* [DOCUMENT PASSAGE]
• • • •
I have gone back and forth several times on the story of the Akedah....and how I see it....what I think was God's purpose and how it should apply to my life. I have three kids afterall, and the thought of being willing to sacrifice one of them no matter how loud God shouted is incomprehensible to me....and so we think that it was incomprehensible to Abraham as well. Not necessarily. In Violence Unveiled, Gil Bailie says the following:
Far more than we moderns generally realize, human sacrifice was a fact of life among the peoples of the ancient Near East in tension with whom Israel first achieved cultural self-definition. Israel's renunciation of the practice of human sacrifice took place over a long period of time, during which intermittent reversions to it occurred.
What we must try to see in the story of Abraham's non-sacrifice of Isaac is that Abraham's faith consisted, not of almost doing what he didn't do, but of not doing what he almost did, and not doing it in fidelity to the God in whose name his contemporaries thought it should be done. (Violence Unveiled
Or from Wikipedia ....
• • • •
* [DATA EXTRACT]

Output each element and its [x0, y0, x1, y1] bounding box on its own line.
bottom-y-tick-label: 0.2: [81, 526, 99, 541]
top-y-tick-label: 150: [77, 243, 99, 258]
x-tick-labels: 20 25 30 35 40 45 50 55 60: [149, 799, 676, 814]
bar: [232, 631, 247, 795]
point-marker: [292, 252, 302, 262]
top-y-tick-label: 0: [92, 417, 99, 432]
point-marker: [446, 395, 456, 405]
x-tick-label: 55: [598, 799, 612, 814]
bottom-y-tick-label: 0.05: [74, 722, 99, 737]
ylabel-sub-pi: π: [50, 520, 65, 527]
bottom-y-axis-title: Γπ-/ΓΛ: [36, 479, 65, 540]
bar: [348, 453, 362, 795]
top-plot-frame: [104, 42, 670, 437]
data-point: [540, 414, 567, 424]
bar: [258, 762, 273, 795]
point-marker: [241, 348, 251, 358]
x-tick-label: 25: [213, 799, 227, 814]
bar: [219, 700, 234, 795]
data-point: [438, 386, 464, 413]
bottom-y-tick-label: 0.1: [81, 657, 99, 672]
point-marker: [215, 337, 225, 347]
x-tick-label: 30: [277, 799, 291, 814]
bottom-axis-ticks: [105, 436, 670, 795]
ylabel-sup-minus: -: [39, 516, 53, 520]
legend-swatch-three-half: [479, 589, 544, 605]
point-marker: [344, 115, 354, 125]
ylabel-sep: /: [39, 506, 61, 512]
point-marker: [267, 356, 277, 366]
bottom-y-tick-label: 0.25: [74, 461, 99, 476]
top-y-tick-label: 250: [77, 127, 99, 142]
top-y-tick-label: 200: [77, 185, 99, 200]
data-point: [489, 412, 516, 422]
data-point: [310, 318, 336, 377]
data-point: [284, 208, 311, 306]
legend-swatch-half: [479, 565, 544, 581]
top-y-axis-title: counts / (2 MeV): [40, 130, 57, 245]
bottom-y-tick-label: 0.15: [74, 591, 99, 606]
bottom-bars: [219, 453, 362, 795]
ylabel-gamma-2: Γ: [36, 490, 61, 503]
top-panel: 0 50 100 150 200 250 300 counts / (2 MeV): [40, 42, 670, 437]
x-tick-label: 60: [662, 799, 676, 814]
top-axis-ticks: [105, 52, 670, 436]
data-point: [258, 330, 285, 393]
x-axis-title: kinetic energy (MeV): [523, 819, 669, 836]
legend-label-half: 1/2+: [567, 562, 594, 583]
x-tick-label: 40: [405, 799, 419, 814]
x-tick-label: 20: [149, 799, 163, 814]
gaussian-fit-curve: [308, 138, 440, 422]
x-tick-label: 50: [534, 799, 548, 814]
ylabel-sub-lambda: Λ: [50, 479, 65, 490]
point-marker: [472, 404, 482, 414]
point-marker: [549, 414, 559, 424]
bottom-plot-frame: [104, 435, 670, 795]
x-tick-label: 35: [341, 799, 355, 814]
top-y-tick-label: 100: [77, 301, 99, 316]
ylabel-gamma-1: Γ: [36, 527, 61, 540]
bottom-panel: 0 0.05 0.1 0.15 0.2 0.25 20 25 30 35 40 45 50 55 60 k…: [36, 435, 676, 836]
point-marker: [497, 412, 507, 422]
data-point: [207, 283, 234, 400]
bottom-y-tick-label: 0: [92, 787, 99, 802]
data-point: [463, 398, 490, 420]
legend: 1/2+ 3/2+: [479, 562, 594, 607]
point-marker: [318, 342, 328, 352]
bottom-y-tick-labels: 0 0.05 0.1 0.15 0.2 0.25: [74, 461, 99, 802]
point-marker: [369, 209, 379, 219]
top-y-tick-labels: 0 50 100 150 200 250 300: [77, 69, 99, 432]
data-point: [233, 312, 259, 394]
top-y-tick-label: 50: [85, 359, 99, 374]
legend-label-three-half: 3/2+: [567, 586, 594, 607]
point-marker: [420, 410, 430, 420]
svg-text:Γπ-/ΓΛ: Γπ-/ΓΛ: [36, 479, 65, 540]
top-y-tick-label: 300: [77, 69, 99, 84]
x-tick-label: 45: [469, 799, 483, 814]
• • • •
* [REQUIRED ACTIONS]
• A. List every human individual named in the passage on the Akedah.
• B. Copy each line of the records that contains the string "gamma", treating uppercase and lowercase as different.
The text and the records come from different sources.

* [RESULTS IN ORDER]
• A. Abraham, Isaac, Gil Bailie

• B.
ylabel-gamma-2: Γ: [36, 490, 61, 503]
ylabel-gamma-1: Γ: [36, 527, 61, 540]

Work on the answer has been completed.